(Data records)
************
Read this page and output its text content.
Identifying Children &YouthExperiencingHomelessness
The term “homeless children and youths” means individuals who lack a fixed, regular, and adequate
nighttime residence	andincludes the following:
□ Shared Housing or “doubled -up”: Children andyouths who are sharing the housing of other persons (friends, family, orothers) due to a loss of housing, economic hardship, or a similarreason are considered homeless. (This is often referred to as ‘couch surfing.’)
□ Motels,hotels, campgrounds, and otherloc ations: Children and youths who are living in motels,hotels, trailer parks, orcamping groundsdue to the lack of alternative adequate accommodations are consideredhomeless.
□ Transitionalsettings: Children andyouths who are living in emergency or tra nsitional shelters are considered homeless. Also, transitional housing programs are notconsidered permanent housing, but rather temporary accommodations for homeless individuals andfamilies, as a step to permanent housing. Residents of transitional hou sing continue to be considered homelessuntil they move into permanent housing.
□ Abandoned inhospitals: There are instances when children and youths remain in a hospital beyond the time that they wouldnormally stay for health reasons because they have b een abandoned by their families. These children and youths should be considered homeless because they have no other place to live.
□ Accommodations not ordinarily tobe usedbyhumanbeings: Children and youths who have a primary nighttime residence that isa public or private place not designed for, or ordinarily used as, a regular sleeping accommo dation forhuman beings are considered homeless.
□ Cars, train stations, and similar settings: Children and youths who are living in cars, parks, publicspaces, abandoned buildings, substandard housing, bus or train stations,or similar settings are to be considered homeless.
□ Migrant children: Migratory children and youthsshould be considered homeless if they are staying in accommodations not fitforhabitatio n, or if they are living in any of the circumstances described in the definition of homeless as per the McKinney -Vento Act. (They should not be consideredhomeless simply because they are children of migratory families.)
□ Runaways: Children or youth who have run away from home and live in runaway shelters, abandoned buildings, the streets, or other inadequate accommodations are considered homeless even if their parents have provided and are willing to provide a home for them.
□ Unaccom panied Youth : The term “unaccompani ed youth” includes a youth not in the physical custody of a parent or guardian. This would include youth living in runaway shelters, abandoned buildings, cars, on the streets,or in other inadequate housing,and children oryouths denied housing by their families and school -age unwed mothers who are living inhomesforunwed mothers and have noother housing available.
************
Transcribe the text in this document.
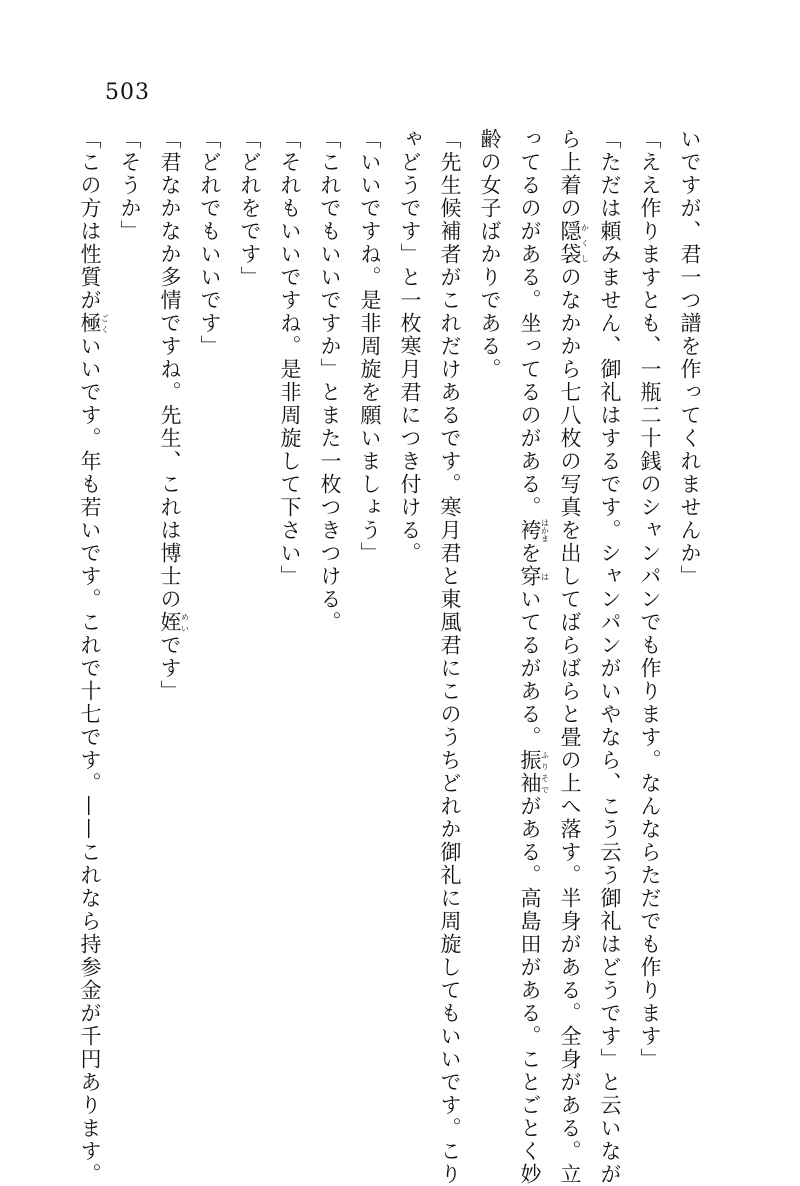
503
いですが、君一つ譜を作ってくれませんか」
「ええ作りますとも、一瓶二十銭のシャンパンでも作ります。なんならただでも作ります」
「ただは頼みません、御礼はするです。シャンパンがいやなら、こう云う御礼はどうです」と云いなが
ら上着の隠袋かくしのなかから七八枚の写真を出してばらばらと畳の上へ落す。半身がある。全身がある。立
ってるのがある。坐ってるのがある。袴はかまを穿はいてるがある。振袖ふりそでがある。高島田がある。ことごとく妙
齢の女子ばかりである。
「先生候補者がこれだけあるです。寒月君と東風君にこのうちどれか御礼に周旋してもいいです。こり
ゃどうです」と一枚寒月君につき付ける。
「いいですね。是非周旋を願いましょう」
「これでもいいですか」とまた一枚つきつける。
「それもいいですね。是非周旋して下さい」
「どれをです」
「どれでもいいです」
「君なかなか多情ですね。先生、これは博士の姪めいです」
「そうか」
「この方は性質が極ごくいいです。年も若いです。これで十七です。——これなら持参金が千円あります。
************
- _Exercise_: Pick out the lines containing the string "text" and show them.

- _Correct output_:
Read this page and output its text content.
Transcribe the text in this document.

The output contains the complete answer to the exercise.